━━━━━ Supplied material

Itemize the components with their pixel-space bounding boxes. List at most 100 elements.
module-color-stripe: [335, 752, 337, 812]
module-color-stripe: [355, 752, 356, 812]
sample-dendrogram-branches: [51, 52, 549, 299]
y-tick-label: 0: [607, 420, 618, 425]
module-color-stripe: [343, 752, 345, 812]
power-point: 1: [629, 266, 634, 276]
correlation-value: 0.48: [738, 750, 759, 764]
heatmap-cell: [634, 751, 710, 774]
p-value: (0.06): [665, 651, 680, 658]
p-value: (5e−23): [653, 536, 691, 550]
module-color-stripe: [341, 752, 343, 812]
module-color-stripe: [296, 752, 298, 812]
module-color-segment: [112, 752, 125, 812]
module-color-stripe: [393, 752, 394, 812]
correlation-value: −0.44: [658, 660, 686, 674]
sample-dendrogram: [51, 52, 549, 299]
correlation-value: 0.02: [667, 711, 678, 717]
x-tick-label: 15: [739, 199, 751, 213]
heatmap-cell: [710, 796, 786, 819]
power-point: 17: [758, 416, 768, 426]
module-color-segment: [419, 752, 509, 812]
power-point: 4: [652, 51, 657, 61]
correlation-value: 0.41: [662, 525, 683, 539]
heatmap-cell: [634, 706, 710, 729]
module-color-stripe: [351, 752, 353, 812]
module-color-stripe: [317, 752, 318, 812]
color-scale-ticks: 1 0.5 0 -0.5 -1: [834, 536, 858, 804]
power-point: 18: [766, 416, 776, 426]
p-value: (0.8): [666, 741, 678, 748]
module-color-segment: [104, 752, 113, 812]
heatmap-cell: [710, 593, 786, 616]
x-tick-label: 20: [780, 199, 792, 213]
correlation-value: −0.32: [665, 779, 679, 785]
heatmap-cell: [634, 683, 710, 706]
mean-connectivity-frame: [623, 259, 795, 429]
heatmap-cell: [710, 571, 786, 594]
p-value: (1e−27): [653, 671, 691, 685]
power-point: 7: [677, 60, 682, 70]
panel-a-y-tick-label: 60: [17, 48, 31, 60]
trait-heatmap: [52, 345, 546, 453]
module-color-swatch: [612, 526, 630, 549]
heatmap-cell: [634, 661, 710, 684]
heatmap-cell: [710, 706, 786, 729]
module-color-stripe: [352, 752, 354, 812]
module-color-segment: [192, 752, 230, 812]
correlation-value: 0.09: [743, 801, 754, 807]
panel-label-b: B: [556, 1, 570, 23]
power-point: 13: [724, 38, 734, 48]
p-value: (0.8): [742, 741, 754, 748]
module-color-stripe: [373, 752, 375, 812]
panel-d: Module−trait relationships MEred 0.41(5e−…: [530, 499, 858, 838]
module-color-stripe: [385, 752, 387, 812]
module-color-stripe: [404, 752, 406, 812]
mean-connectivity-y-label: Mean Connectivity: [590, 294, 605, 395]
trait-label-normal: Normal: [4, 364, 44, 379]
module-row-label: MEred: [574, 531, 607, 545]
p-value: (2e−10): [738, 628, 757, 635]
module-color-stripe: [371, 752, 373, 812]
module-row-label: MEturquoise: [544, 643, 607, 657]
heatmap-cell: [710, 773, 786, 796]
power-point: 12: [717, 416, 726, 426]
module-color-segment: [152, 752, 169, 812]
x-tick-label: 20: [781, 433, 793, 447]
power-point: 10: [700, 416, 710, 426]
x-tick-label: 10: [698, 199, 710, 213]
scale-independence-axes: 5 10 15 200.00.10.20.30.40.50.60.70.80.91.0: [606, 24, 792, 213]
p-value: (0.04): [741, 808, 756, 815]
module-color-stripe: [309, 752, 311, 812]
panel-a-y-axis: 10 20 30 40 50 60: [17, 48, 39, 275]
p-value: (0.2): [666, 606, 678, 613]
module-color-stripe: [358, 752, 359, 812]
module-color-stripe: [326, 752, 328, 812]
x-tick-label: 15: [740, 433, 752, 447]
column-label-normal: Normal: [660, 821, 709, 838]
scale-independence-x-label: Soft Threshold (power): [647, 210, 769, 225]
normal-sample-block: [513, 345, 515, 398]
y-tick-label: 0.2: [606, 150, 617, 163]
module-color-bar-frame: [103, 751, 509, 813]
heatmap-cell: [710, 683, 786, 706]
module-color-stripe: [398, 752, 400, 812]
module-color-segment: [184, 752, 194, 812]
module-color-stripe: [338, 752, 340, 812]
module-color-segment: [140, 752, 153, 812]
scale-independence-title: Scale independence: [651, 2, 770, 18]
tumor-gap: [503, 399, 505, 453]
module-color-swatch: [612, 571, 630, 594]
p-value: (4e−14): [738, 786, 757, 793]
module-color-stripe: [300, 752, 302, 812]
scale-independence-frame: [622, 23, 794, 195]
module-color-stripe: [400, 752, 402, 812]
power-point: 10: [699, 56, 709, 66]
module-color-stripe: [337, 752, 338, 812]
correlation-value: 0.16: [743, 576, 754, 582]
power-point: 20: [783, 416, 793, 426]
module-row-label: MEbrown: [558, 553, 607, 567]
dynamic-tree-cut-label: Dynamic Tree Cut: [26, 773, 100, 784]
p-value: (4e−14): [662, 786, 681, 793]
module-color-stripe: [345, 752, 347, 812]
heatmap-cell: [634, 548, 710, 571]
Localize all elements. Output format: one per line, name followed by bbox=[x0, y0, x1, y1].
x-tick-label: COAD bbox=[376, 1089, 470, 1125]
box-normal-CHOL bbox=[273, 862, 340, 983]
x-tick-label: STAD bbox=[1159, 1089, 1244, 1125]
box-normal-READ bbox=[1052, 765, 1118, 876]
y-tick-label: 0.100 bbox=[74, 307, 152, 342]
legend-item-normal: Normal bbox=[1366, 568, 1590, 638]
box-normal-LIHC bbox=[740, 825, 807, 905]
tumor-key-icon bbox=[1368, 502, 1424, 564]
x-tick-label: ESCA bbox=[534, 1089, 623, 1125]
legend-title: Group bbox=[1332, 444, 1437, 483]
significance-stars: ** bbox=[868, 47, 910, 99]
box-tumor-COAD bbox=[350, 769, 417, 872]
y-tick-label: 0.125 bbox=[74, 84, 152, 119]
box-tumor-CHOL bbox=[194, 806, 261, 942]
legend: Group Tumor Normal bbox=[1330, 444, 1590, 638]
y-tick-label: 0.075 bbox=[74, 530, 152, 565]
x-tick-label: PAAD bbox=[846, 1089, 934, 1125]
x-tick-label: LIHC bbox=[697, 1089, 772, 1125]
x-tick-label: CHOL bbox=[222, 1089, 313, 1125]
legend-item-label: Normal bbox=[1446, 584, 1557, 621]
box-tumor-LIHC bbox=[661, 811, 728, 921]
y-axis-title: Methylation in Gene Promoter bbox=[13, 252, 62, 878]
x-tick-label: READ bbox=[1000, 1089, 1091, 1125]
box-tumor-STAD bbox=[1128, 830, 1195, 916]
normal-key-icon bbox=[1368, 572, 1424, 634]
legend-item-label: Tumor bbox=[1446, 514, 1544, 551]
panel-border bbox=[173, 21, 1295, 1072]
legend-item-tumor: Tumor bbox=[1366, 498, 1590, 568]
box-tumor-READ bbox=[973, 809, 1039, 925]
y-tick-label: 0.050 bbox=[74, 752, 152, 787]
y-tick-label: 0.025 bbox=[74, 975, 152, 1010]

━━━━━━━━━━

To do
For the word "icon", find all matching lines in the entries above and copy them out.

Answer to the problem
tumor-key-icon bbox=[1368, 502, 1424, 564]
normal-key-icon bbox=[1368, 572, 1424, 634]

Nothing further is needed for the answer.